## Directions for this task
In the entries that follow, how many lines contain "author"? Answer with the number only.

** START Records for processing **

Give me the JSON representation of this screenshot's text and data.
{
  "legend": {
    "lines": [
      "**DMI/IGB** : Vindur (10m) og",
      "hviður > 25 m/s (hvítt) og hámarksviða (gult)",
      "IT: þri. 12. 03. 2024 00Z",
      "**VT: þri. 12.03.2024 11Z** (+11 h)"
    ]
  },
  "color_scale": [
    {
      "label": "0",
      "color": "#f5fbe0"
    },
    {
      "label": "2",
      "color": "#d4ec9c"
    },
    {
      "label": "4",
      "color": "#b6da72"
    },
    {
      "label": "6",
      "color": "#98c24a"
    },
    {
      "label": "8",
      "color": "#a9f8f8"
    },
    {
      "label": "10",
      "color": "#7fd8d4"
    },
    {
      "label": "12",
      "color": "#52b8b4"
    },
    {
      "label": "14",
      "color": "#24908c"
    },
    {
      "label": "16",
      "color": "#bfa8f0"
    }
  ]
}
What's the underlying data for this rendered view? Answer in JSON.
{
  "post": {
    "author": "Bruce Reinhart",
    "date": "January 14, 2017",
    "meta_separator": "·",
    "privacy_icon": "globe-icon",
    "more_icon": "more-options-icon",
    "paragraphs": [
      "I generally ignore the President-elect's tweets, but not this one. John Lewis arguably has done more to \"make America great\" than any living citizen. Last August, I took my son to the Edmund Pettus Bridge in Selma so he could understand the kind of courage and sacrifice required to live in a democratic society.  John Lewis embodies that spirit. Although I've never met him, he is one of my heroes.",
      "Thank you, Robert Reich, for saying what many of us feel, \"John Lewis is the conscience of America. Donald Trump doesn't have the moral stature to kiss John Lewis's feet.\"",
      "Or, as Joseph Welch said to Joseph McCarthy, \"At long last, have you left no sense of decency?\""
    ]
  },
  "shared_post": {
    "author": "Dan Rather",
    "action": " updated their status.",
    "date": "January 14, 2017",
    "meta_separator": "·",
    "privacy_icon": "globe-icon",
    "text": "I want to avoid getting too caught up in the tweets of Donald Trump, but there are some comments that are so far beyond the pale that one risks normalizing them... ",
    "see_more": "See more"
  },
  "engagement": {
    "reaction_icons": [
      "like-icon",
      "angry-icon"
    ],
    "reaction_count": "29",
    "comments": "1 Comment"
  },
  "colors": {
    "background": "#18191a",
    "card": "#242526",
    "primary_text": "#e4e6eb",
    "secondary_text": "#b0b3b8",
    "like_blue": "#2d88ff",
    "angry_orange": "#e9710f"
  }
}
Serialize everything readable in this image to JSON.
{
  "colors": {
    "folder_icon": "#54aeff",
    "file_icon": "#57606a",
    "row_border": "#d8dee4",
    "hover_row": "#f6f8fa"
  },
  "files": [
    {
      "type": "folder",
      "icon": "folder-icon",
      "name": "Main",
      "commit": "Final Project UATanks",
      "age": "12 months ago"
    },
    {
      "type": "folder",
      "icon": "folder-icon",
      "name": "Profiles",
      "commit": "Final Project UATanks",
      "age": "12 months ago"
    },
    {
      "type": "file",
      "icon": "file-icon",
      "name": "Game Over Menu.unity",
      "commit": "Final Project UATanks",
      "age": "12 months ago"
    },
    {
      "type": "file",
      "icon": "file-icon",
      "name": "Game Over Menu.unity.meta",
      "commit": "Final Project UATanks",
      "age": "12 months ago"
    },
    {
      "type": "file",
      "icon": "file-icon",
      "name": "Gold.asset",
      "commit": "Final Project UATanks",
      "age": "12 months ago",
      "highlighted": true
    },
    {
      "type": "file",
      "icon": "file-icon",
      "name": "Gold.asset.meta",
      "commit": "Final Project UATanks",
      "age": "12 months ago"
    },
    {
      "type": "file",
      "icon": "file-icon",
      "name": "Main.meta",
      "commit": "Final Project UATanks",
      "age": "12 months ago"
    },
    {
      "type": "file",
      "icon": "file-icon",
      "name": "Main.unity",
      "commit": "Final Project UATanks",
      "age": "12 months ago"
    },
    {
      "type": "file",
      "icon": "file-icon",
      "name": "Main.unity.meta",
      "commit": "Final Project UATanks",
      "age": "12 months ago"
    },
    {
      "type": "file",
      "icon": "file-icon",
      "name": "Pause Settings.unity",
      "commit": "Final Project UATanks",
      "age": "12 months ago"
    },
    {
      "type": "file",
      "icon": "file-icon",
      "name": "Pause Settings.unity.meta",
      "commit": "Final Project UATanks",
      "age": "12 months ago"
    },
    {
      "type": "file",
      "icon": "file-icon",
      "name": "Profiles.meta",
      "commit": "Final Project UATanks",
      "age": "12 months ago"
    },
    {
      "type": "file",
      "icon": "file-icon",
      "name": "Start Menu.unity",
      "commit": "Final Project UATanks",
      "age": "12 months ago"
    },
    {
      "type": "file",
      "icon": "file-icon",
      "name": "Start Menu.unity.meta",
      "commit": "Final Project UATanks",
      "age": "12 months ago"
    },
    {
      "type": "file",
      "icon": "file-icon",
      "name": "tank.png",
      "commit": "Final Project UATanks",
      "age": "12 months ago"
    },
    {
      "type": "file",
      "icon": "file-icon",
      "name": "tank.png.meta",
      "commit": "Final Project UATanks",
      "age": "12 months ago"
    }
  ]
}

** END Records for processing **

## Written solution
2